Records for this task ::
━━━

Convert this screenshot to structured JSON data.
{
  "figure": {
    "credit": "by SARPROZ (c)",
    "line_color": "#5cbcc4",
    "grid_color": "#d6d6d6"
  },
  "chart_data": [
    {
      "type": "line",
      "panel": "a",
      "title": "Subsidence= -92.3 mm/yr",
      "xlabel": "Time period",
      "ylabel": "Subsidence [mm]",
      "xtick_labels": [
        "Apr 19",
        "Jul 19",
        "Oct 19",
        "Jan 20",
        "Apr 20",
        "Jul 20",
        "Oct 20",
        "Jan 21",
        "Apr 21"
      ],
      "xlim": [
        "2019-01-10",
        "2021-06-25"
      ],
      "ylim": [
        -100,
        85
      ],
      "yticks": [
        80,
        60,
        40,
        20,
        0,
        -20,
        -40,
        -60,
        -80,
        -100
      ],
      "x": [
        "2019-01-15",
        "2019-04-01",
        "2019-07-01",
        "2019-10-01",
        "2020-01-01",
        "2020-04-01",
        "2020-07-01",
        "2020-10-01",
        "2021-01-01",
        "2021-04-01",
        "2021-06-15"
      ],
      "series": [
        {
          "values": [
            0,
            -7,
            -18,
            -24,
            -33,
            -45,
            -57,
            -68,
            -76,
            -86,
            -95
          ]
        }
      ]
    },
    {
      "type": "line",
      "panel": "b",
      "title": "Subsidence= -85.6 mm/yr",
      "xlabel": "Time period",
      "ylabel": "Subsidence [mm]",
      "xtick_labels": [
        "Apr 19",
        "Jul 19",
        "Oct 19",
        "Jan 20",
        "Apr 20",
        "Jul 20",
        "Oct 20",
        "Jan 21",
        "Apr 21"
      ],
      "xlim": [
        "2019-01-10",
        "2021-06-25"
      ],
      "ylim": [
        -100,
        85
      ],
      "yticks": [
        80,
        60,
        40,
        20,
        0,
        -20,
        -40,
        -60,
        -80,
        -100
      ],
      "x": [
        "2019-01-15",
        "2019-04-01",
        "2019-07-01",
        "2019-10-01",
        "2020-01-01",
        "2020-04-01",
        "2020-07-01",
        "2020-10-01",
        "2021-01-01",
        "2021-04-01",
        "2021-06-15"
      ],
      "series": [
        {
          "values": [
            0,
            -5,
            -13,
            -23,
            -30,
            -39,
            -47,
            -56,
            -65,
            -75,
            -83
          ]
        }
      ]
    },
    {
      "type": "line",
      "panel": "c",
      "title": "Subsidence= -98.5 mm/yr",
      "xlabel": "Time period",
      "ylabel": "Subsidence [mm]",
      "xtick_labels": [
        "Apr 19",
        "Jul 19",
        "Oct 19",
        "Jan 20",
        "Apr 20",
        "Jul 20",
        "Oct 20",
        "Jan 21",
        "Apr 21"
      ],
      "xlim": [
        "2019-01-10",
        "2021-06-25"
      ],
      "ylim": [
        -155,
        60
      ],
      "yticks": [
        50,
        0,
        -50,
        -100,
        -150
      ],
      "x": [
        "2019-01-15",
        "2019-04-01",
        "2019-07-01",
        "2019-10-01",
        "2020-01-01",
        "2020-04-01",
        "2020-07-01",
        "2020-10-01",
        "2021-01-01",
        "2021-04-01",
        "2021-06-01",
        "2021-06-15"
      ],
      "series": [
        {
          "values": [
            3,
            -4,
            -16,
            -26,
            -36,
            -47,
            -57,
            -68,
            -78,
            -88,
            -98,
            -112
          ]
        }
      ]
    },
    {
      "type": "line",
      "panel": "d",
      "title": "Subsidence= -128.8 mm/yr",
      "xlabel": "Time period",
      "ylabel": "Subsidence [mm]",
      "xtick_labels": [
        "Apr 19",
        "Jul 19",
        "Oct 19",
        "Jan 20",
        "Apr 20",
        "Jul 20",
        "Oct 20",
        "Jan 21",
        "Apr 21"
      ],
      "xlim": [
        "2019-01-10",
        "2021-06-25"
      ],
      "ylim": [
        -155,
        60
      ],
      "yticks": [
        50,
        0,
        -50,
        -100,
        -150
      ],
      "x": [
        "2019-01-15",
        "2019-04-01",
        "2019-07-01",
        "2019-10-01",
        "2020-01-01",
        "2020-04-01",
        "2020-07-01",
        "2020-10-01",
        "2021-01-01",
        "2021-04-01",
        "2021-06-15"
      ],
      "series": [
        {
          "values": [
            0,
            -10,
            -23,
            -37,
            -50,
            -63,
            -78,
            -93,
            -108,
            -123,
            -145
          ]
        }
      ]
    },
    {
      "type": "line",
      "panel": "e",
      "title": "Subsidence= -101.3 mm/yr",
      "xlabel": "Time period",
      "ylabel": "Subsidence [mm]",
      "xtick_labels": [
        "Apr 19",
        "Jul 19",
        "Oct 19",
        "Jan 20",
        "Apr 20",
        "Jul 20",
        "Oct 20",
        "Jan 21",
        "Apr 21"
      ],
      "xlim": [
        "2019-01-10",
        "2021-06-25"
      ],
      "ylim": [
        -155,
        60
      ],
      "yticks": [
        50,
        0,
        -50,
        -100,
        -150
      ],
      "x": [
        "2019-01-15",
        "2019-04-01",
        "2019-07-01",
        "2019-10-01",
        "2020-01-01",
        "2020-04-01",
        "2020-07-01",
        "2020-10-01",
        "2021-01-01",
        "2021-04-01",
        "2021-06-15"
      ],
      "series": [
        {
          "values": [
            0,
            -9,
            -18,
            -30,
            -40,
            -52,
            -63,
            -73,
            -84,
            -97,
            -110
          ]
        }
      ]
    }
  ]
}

━━━

Job ::
Every line of the records above needs to be given again exactly.

Answer to this exercise ::
Convert this screenshot to structured JSON data.
{
  "figure": {
    "credit": "by SARPROZ (c)",
    "line_color": "#5cbcc4",
    "grid_color": "#d6d6d6"
  },
  "chart_data": [
    {
      "type": "line",
      "panel": "a",
      "title": "Subsidence= -92.3 mm/yr",
      "xlabel": "Time period",
      "ylabel": "Subsidence [mm]",
      "xtick_labels": [
        "Apr 19",
        "Jul 19",
        "Oct 19",
        "Jan 20",
        "Apr 20",
        "Jul 20",
        "Oct 20",
        "Jan 21",
        "Apr 21"
      ],
      "xlim": [
        "2019-01-10",
        "2021-06-25"
      ],
      "ylim": [
        -100,
        85
      ],
      "yticks": [
        80,
        60,
        40,
        20,
        0,
        -20,
        -40,
        -60,
        -80,
        -100
      ],
      "x": [
        "2019-01-15",
        "2019-04-01",
        "2019-07-01",
        "2019-10-01",
        "2020-01-01",
        "2020-04-01",
        "2020-07-01",
        "2020-10-01",
        "2021-01-01",
        "2021-04-01",
        "2021-06-15"
      ],
      "series": [
        {
          "values": [
            0,
            -7,
            -18,
            -24,
            -33,
            -45,
            -57,
            -68,
            -76,
            -86,
            -95
          ]
        }
      ]
    },
    {
      "type": "line",
      "panel": "b",
      "title": "Subsidence= -85.6 mm/yr",
      "xlabel": "Time period",
      "ylabel": "Subsidence [mm]",
      "xtick_labels": [
        "Apr 19",
        "Jul 19",
        "Oct 19",
        "Jan 20",
        "Apr 20",
        "Jul 20",
        "Oct 20",
        "Jan 21",
        "Apr 21"
      ],
      "xlim": [
        "2019-01-10",
        "2021-06-25"
      ],
      "ylim": [
        -100,
        85
      ],
      "yticks": [
        80,
        60,
        40,
        20,
        0,
        -20,
        -40,
        -60,
        -80,
        -100
      ],
      "x": [
        "2019-01-15",
        "2019-04-01",
        "2019-07-01",
        "2019-10-01",
        "2020-01-01",
        "2020-04-01",
        "2020-07-01",
        "2020-10-01",
        "2021-01-01",
        "2021-04-01",
        "2021-06-15"
      ],
      "series": [
        {
          "values": [
            0,
            -5,
            -13,
            -23,
            -30,
            -39,
            -47,
            -56,
            -65,
            -75,
            -83
          ]
        }
      ]
    },
    {
      "type": "line",
      "panel": "c",
      "title": "Subsidence= -98.5 mm/yr",
      "xlabel": "Time period",
      "ylabel": "Subsidence [mm]",
      "xtick_labels": [
        "Apr 19",
        "Jul 19",
        "Oct 19",
        "Jan 20",
        "Apr 20",
        "Jul 20",
        "Oct 20",
        "Jan 21",
        "Apr 21"
      ],
      "xlim": [
        "2019-01-10",
        "2021-06-25"
      ],
      "ylim": [
        -155,
        60
      ],
      "yticks": [
        50,
        0,
        -50,
        -100,
        -150
      ],
      "x": [
        "2019-01-15",
        "2019-04-01",
        "2019-07-01",
        "2019-10-01",
        "2020-01-01",
        "2020-04-01",
        "2020-07-01",
        "2020-10-01",
        "2021-01-01",
        "2021-04-01",
        "2021-06-01",
        "2021-06-15"
      ],
      "series": [
        {
          "values": [
            3,
            -4,
            -16,
            -26,
            -36,
            -47,
            -57,
            -68,
            -78,
            -88,
            -98,
            -112
          ]
        }
      ]
    },
    {
      "type": "line",
      "panel": "d",
      "title": "Subsidence= -128.8 mm/yr",
      "xlabel": "Time period",
      "ylabel": "Subsidence [mm]",
      "xtick_labels": [
        "Apr 19",
        "Jul 19",
        "Oct 19",
        "Jan 20",
        "Apr 20",
        "Jul 20",
        "Oct 20",
        "Jan 21",
        "Apr 21"
      ],
      "xlim": [
        "2019-01-10",
        "2021-06-25"
      ],
      "ylim": [
        -155,
        60
      ],
      "yticks": [
        50,
        0,
        -50,
        -100,
        -150
      ],
      "x": [
        "2019-01-15",
        "2019-04-01",
        "2019-07-01",
        "2019-10-01",
        "2020-01-01",
        "2020-04-01",
        "2020-07-01",
        "2020-10-01",
        "2021-01-01",
        "2021-04-01",
        "2021-06-15"
      ],
      "series": [
        {
          "values": [
            0,
            -10,
            -23,
            -37,
            -50,
            -63,
            -78,
            -93,
            -108,
            -123,
            -145
          ]
        }
      ]
    },
    {
      "type": "line",
      "panel": "e",
      "title": "Subsidence= -101.3 mm/yr",
      "xlabel": "Time period",
      "ylabel": "Subsidence [mm]",
      "xtick_labels": [
        "Apr 19",
        "Jul 19",
        "Oct 19",
        "Jan 20",
        "Apr 20",
        "Jul 20",
        "Oct 20",
        "Jan 21",
        "Apr 21"
      ],
      "xlim": [
        "2019-01-10",
        "2021-06-25"
      ],
      "ylim": [
        -155,
        60
      ],
      "yticks": [
        50,
        0,
        -50,
        -100,
        -150
      ],
      "x": [
        "2019-01-15",
        "2019-04-01",
        "2019-07-01",
        "2019-10-01",
        "2020-01-01",
        "2020-04-01",
        "2020-07-01",
        "2020-10-01",
        "2021-01-01",
        "2021-04-01",
        "2021-06-15"
      ],
      "series": [
        {
          "values": [
            0,
            -9,
            -18,
            -30,
            -40,
            -52,
            -63,
            -73,
            -84,
            -97,
            -110
          ]
        }
      ]
    }
  ]
}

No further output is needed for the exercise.